Exclude the pictures and retype the entries as written.

* Provided records *
--- Begin ---
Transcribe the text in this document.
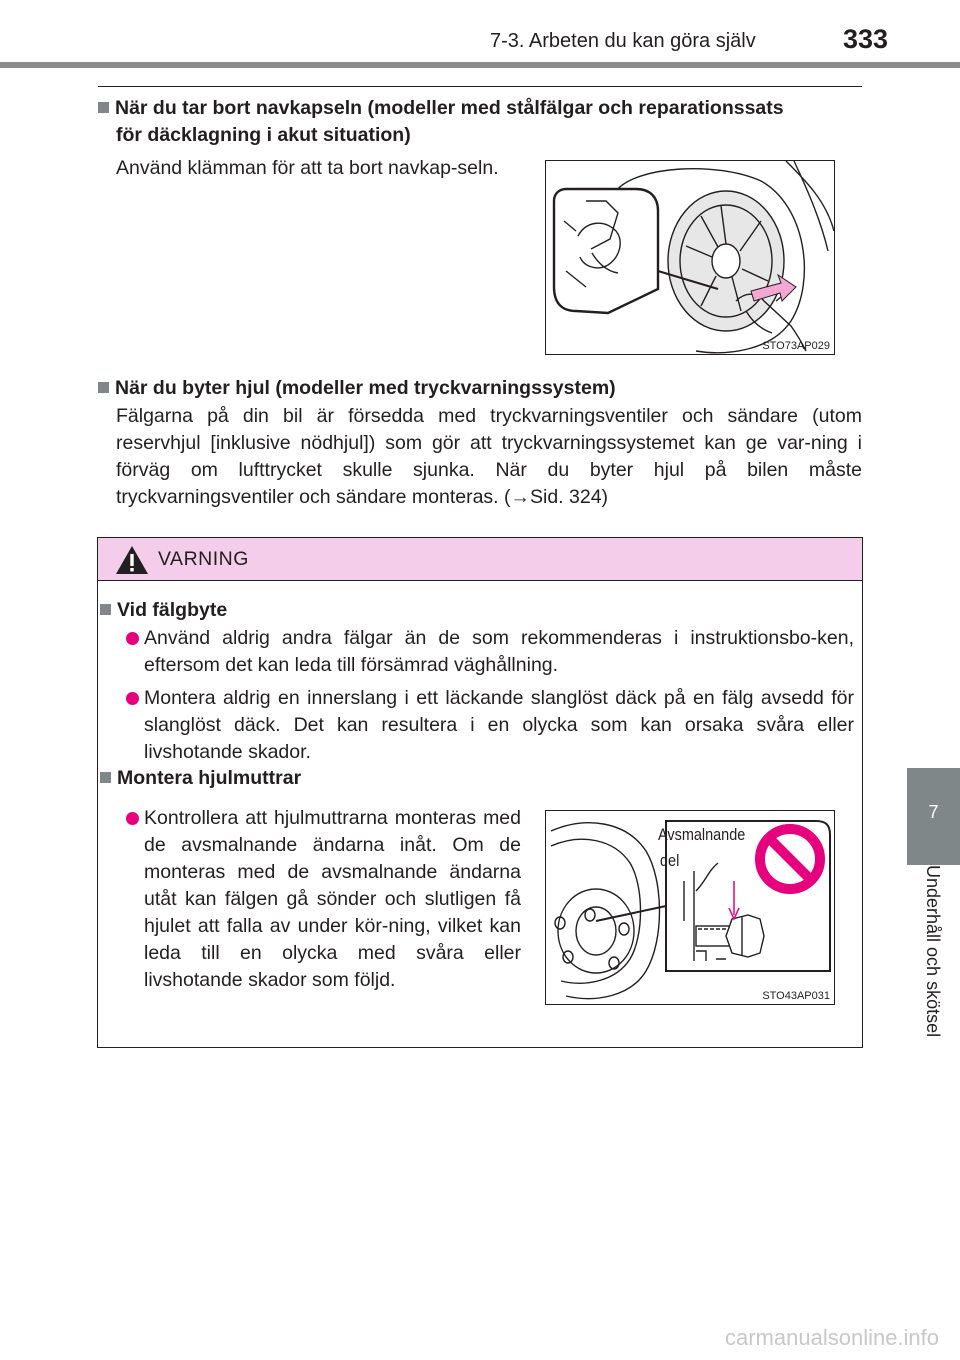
7-3. Arbeten du kan göra själv	333
7
Underhåll och skötsel
När du tar bort navkapseln (modeller med stålfälgar och reparationssats
för däcklagning i akut situation)
Använd klämman för att ta bort navkap-seln.
STO73AP029
När du byter hjul (modeller med tryckvarningssystem)
Fälgarna på din bil är försedda med tryckvarningsventiler och sändare (utom reservhjul [inklusive nödhjul]) som gör att tryckvarningssystemet kan ge var-ning i förväg om lufttrycket skulle sjunka. När du byter hjul på bilen måste tryckvarningsventiler och sändare monteras. (→Sid. 324)
VARNING
Vid fälgbyte
Använd aldrig andra fälgar än de som rekommenderas i instruktionsbo-ken, eftersom det kan leda till försämrad väghållning.
Montera aldrig en innerslang i ett läckande slanglöst däck på en fälg avsedd för slanglöst däck. Det kan resultera i en olycka som kan orsaka svåra eller livshotande skador.
Montera hjulmuttrar
Kontrollera att hjulmuttrarna monteras med de avsmalnande ändarna inåt. Om de monteras med de avsmalnande ändarna utåt kan fälgen gå sönder och slutligen få hjulet att falla av under kör-ning, vilket kan leda till en olycka med svåra eller livshotande skador som följd.
Avsmalnande
del
STO43AP031
carmanualsonline.info
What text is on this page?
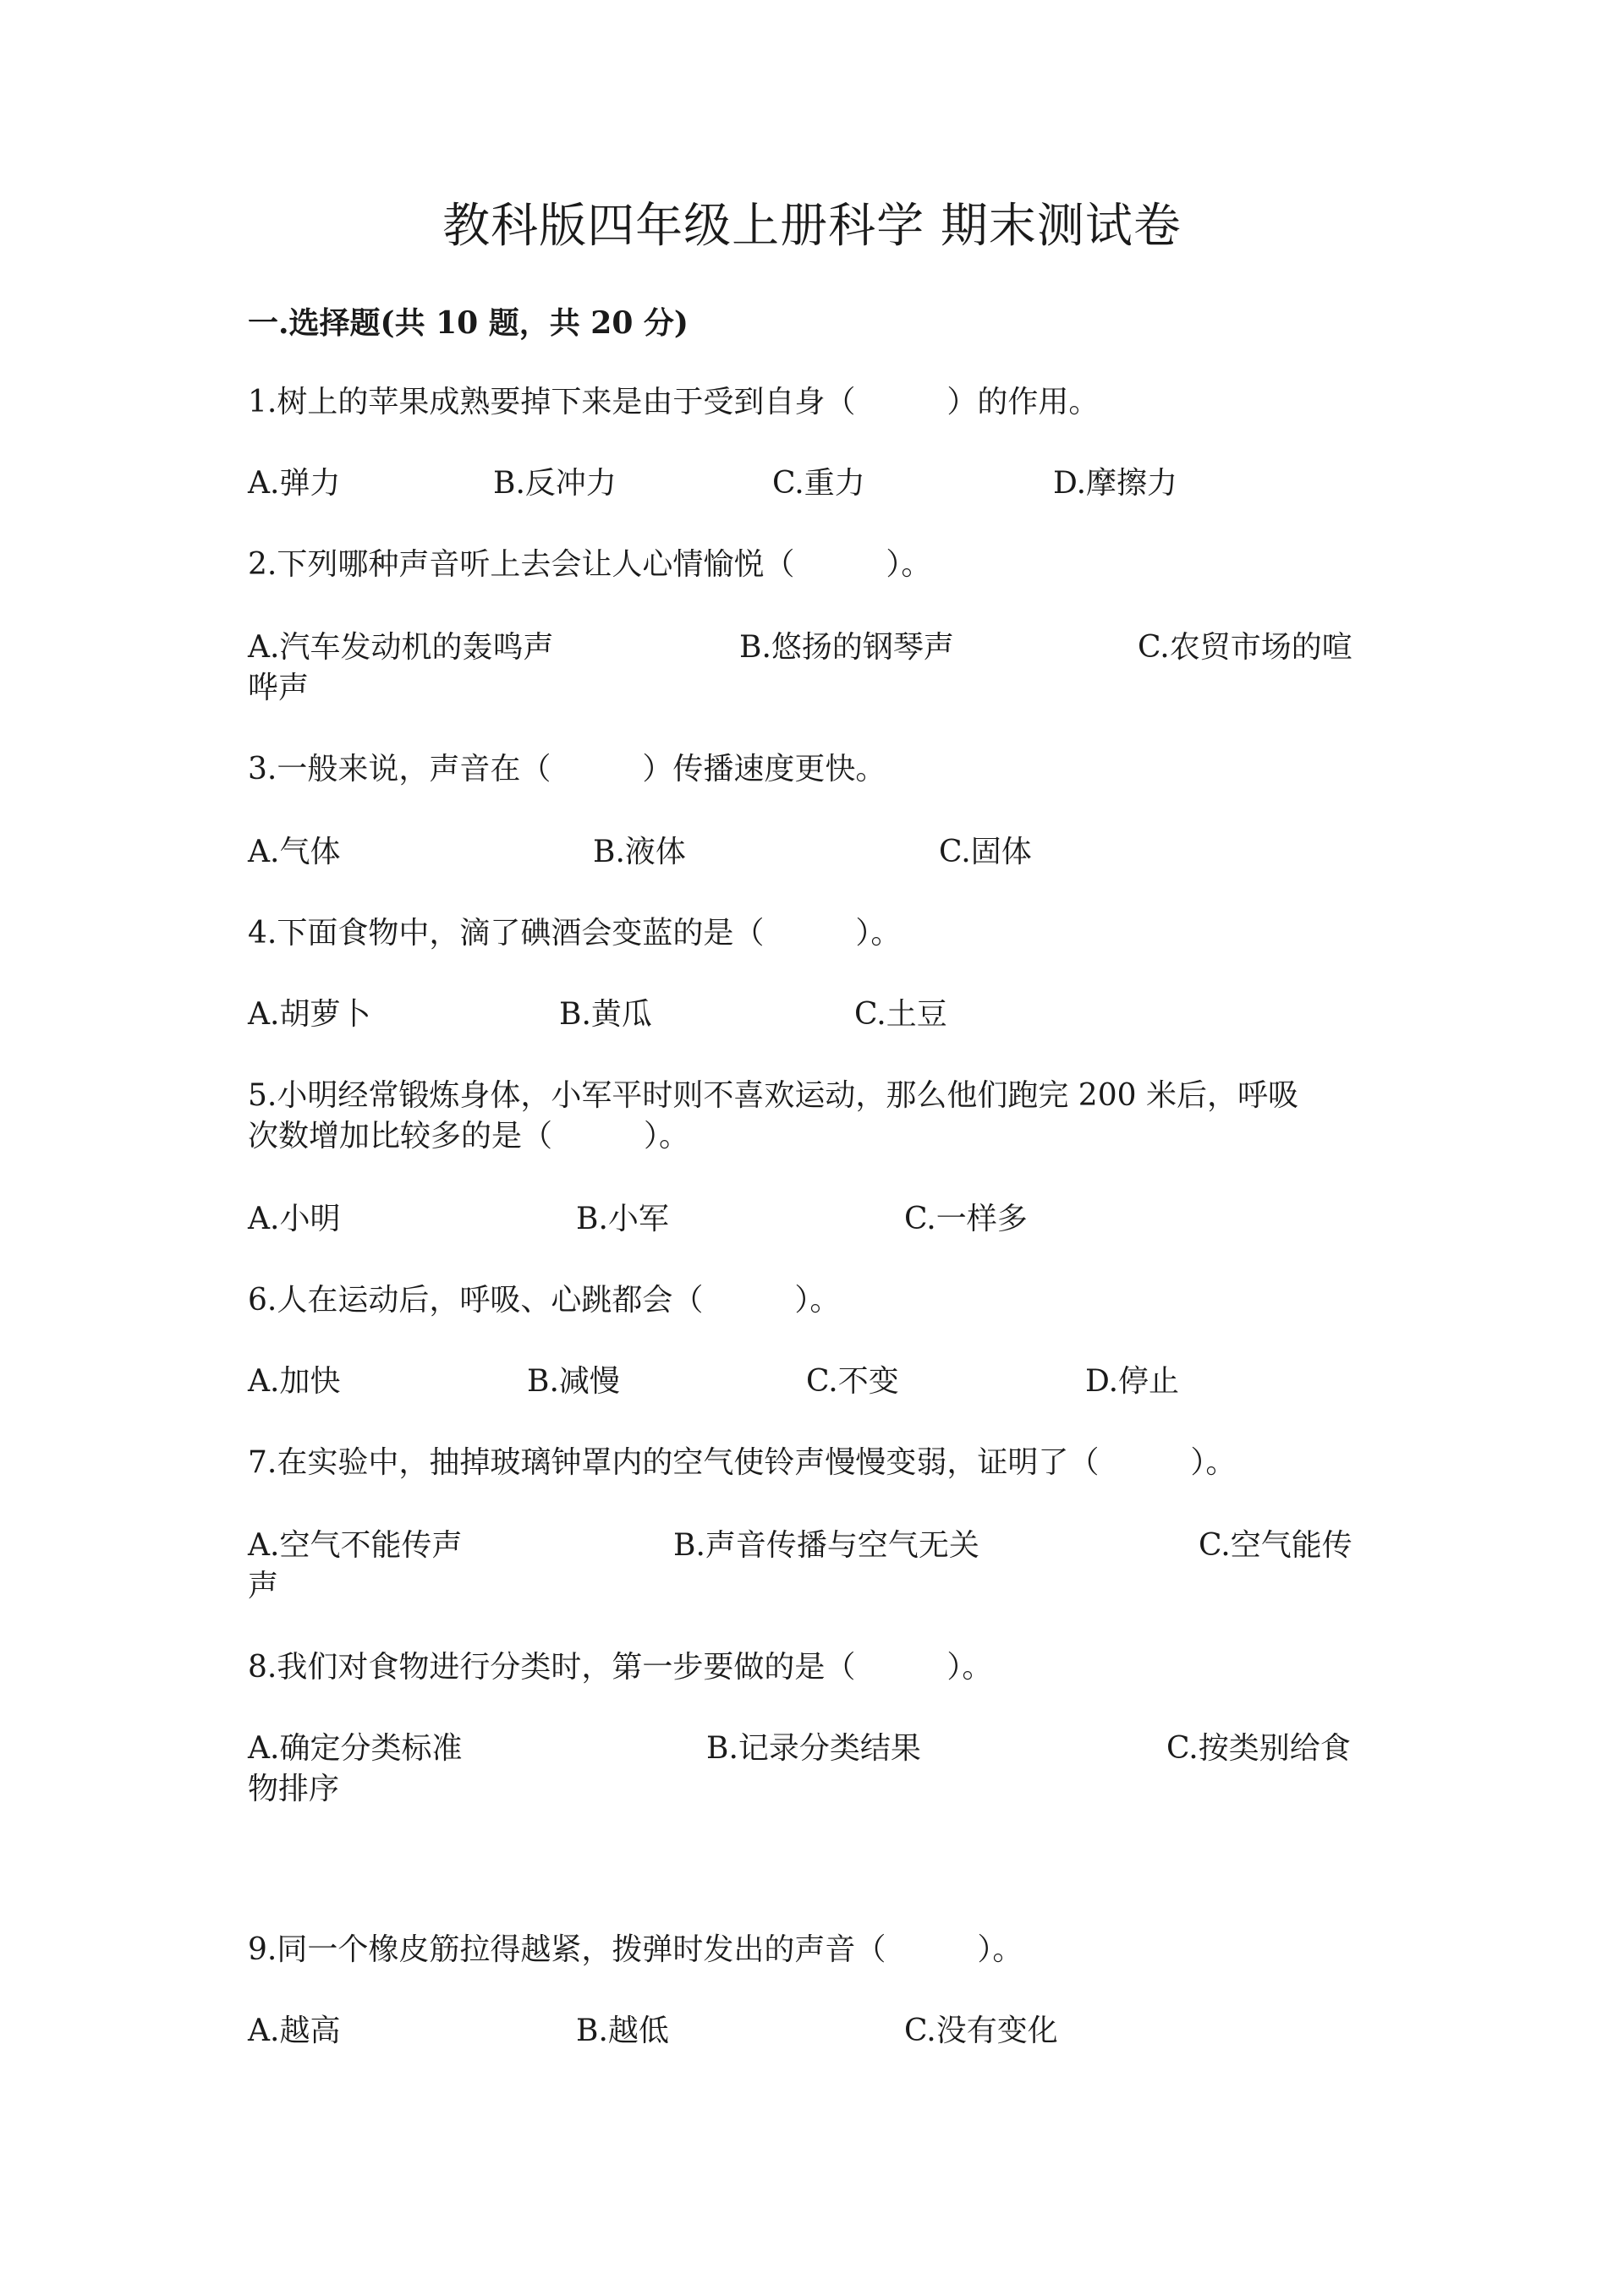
教科版四年级上册科学 期末测试卷
一.选择题(共 10 题，共 20 分)
1.树上的苹果成熟要掉下来是由于受到自身（　　　）的作用。
A.弹力	B.反冲力	C.重力	D.摩擦力
2.下列哪种声音听上去会让人心情愉悦（　　　）。
A.汽车发动机的轰鸣声	B.悠扬的钢琴声	C.农贸市场的喧
哗声
3.一般来说，声音在（　　　）传播速度更快。
A.气体	B.液体	C.固体
4.下面食物中，滴了碘酒会变蓝的是（　　　）。
A.胡萝卜	B.黄瓜	C.土豆
5.小明经常锻炼身体，小军平时则不喜欢运动，那么他们跑完 200 米后，呼吸
次数增加比较多的是（　　　）。
A.小明	B.小军	C.一样多
6.人在运动后，呼吸、心跳都会（　　　）。
A.加快	B.减慢	C.不变	D.停止
7.在实验中，抽掉玻璃钟罩内的空气使铃声慢慢变弱，证明了（　　　）。
A.空气不能传声	B.声音传播与空气无关	C.空气能传
声
8.我们对食物进行分类时，第一步要做的是（　　　）。
A.确定分类标准	B.记录分类结果	C.按类别给食
物排序
9.同一个橡皮筋拉得越紧，拨弹时发出的声音（　　　）。
A.越高	B.越低	C.没有变化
--- End ---
* Exercise result *
Transcribe the text in this document.
7-3. Arbeten du kan göra själv	333
7
Underhåll och skötsel
När du tar bort navkapseln (modeller med stålfälgar och reparationssats
för däcklagning i akut situation)
Använd klämman för att ta bort navkap-seln.
STO73AP029
När du byter hjul (modeller med tryckvarningssystem)
Fälgarna på din bil är försedda med tryckvarningsventiler och sändare (utom reservhjul [inklusive nödhjul]) som gör att tryckvarningssystemet kan ge var-ning i förväg om lufttrycket skulle sjunka. När du byter hjul på bilen måste tryckvarningsventiler och sändare monteras. (→Sid. 324)
VARNING
Vid fälgbyte
Använd aldrig andra fälgar än de som rekommenderas i instruktionsbo-ken, eftersom det kan leda till försämrad väghållning.
Montera aldrig en innerslang i ett läckande slanglöst däck på en fälg avsedd för slanglöst däck. Det kan resultera i en olycka som kan orsaka svåra eller livshotande skador.
Montera hjulmuttrar
Kontrollera att hjulmuttrarna monteras med de avsmalnande ändarna inåt. Om de monteras med de avsmalnande ändarna utåt kan fälgen gå sönder och slutligen få hjulet att falla av under kör-ning, vilket kan leda till en olycka med svåra eller livshotande skador som följd.
Avsmalnande
del
STO43AP031
carmanualsonline.info
What text is on this page?
教科版四年级上册科学 期末测试卷
一.选择题(共 10 题，共 20 分)
1.树上的苹果成熟要掉下来是由于受到自身（　　　）的作用。
A.弹力	B.反冲力	C.重力	D.摩擦力
2.下列哪种声音听上去会让人心情愉悦（　　　）。
A.汽车发动机的轰鸣声	B.悠扬的钢琴声	C.农贸市场的喧
哗声
3.一般来说，声音在（　　　）传播速度更快。
A.气体	B.液体	C.固体
4.下面食物中，滴了碘酒会变蓝的是（　　　）。
A.胡萝卜	B.黄瓜	C.土豆
5.小明经常锻炼身体，小军平时则不喜欢运动，那么他们跑完 200 米后，呼吸
次数增加比较多的是（　　　）。
A.小明	B.小军	C.一样多
6.人在运动后，呼吸、心跳都会（　　　）。
A.加快	B.减慢	C.不变	D.停止
7.在实验中，抽掉玻璃钟罩内的空气使铃声慢慢变弱，证明了（　　　）。
A.空气不能传声	B.声音传播与空气无关	C.空气能传
声
8.我们对食物进行分类时，第一步要做的是（　　　）。
A.确定分类标准	B.记录分类结果	C.按类别给食
物排序
9.同一个橡皮筋拉得越紧，拨弹时发出的声音（　　　）。
A.越高	B.越低	C.没有变化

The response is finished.